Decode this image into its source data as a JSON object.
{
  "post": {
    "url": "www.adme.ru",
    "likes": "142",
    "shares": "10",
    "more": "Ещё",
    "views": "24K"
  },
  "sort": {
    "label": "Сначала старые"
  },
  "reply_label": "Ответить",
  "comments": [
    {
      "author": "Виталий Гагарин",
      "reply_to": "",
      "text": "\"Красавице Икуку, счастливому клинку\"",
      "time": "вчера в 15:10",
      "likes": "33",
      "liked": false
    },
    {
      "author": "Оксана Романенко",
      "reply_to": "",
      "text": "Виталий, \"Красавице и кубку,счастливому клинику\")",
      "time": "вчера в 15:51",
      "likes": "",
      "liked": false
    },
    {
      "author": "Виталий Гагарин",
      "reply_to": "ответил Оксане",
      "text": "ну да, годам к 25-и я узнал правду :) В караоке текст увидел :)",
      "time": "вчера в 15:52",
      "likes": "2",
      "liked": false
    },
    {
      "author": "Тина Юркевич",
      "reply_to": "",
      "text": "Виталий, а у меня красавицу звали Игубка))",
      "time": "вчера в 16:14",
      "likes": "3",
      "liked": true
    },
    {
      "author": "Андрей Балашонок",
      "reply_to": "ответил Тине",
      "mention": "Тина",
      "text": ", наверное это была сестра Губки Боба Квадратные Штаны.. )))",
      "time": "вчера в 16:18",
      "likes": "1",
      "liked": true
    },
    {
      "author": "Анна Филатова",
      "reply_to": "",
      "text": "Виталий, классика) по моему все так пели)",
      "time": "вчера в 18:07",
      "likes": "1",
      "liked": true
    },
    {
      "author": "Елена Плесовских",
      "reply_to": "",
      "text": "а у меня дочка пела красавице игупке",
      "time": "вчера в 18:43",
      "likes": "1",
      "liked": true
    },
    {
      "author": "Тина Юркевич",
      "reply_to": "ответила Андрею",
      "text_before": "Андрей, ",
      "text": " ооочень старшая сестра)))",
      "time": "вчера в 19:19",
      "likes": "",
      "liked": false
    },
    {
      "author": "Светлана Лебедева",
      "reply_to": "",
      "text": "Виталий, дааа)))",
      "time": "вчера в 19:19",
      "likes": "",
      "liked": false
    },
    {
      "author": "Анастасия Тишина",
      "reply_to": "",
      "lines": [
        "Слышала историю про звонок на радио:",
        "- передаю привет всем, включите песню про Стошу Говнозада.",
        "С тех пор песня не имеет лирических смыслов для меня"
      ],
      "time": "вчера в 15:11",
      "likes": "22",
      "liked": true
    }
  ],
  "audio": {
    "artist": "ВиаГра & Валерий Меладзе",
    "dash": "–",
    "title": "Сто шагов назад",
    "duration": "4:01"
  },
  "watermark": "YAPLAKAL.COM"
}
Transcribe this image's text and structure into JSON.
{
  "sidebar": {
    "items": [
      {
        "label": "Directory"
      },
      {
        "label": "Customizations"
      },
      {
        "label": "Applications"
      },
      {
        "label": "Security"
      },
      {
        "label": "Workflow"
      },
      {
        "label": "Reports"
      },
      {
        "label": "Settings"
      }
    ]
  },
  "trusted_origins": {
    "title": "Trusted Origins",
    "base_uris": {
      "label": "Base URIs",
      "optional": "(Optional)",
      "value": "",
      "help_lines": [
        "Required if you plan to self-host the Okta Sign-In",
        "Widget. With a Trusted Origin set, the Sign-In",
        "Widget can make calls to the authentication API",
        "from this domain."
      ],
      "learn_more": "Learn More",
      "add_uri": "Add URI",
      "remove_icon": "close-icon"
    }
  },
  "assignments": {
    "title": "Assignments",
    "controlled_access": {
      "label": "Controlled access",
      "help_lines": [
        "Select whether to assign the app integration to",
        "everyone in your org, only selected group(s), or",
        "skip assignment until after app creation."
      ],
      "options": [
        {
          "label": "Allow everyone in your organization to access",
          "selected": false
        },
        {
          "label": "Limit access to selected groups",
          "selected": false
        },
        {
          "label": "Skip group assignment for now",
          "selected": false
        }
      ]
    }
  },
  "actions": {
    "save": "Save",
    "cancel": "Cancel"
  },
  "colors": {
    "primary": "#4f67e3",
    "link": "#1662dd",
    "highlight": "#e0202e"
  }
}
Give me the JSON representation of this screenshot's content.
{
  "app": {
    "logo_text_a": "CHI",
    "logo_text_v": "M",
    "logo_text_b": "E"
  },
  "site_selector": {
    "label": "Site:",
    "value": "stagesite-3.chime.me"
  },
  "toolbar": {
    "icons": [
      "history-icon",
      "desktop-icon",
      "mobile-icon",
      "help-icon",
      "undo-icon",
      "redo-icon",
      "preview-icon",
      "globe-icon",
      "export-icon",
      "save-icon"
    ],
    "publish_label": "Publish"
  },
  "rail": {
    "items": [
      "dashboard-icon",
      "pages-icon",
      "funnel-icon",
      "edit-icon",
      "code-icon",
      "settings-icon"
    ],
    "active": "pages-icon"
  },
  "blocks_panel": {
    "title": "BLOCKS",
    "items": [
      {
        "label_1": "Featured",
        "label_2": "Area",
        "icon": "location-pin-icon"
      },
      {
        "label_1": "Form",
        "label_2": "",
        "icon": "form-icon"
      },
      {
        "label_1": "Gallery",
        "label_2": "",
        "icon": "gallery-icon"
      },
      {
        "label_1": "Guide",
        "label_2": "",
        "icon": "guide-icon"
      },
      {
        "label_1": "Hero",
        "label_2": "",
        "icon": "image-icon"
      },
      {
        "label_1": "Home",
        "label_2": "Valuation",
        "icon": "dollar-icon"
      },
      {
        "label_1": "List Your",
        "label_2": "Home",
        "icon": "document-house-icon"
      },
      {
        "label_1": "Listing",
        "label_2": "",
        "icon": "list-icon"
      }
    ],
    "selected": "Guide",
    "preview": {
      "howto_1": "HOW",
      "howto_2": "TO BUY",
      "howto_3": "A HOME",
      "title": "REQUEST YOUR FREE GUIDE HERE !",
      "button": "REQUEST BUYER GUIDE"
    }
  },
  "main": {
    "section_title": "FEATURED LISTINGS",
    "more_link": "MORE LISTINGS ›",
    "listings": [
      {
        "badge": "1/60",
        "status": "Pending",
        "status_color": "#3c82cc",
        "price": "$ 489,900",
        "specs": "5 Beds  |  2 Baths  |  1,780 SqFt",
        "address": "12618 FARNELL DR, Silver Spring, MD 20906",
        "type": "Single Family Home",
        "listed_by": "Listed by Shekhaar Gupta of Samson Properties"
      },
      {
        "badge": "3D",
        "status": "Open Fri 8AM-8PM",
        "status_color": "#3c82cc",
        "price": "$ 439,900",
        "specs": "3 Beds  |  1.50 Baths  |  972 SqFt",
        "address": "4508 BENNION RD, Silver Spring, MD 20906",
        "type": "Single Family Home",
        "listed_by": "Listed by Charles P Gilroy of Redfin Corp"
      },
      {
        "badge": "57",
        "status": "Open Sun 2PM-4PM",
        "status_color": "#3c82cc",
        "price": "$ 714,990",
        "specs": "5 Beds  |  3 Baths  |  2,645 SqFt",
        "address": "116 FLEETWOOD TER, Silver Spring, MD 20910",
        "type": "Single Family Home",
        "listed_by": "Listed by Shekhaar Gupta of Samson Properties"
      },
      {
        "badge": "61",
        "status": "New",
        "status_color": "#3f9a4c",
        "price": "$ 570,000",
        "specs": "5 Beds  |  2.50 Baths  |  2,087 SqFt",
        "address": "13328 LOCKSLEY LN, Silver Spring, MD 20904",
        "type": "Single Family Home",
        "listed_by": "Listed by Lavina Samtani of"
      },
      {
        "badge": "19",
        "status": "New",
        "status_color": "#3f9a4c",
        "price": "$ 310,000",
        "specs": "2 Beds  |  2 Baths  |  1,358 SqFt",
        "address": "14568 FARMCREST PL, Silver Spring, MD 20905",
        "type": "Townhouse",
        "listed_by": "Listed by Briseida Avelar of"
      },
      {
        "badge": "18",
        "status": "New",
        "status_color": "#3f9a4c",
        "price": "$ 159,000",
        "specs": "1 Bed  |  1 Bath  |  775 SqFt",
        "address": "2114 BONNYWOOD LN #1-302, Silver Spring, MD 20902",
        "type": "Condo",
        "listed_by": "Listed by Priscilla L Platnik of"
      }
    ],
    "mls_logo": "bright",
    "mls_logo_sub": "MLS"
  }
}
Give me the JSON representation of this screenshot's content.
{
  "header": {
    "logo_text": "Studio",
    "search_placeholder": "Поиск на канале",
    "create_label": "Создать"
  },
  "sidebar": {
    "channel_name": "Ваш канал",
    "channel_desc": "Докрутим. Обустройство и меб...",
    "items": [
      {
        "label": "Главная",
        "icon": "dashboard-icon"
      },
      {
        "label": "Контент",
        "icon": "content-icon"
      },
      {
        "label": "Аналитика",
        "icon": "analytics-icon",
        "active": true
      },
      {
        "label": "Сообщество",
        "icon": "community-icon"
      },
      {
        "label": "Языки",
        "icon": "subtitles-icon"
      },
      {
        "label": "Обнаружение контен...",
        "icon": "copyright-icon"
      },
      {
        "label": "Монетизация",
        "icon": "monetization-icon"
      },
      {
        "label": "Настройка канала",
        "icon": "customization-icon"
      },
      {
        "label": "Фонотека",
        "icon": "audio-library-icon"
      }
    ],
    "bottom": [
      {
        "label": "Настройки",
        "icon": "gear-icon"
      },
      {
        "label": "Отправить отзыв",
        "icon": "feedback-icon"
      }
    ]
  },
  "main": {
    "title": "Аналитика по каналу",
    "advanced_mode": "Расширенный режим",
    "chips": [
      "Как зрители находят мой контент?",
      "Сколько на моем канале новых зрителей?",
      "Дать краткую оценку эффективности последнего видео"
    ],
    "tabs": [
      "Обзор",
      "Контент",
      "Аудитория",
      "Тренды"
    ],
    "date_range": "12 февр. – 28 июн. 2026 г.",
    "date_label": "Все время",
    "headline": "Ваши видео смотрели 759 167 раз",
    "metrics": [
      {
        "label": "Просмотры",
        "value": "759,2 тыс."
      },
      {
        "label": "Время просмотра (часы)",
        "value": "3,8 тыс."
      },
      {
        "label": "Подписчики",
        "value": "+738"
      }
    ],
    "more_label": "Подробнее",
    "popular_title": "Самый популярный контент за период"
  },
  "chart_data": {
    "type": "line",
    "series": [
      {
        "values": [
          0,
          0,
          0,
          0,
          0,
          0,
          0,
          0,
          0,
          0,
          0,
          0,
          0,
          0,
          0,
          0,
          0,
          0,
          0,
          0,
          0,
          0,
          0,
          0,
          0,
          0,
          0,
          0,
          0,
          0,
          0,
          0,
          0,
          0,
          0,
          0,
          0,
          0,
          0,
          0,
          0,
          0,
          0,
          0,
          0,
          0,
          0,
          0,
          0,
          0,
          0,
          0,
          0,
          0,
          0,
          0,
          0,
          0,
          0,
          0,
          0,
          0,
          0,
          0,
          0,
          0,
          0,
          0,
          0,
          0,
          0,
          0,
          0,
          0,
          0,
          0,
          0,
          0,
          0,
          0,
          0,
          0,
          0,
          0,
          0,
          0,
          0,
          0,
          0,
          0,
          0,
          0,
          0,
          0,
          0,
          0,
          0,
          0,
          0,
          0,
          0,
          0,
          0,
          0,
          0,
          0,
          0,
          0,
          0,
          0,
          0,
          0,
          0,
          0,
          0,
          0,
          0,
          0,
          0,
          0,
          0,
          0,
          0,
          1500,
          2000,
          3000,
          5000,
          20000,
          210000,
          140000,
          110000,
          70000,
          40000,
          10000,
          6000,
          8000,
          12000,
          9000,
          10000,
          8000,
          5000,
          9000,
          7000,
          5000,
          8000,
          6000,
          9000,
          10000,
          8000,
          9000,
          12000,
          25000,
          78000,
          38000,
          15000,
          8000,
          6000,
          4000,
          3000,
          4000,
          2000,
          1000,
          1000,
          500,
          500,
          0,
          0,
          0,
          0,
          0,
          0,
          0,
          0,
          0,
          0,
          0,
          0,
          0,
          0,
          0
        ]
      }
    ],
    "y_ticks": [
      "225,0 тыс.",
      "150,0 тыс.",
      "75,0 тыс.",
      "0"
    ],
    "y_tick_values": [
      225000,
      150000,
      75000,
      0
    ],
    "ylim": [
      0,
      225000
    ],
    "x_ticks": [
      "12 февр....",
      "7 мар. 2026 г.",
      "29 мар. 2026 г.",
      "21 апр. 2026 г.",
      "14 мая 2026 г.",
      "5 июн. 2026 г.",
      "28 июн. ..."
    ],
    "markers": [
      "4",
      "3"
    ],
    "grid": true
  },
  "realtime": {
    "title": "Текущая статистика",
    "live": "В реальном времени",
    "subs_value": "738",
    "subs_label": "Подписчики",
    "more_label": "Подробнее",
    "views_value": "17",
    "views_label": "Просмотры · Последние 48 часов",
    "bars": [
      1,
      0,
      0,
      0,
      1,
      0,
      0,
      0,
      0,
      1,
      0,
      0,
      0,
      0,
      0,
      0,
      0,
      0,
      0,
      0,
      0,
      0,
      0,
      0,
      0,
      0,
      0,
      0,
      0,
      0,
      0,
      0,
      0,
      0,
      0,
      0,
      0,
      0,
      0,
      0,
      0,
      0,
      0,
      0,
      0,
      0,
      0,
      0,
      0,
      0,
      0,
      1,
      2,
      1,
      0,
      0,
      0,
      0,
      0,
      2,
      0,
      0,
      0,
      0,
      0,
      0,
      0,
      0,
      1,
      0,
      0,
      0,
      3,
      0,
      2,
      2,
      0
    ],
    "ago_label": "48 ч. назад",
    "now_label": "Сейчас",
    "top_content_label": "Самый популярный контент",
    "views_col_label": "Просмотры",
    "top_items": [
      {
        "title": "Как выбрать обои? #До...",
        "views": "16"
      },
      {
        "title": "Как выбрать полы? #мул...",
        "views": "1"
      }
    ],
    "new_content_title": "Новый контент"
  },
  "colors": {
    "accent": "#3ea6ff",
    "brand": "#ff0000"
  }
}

_ _ _

## Aim:
Only lines with the word "dashboard" should be collected from the material.

## Task response:
      "dashboard-icon",
        "icon": "dashboard-icon"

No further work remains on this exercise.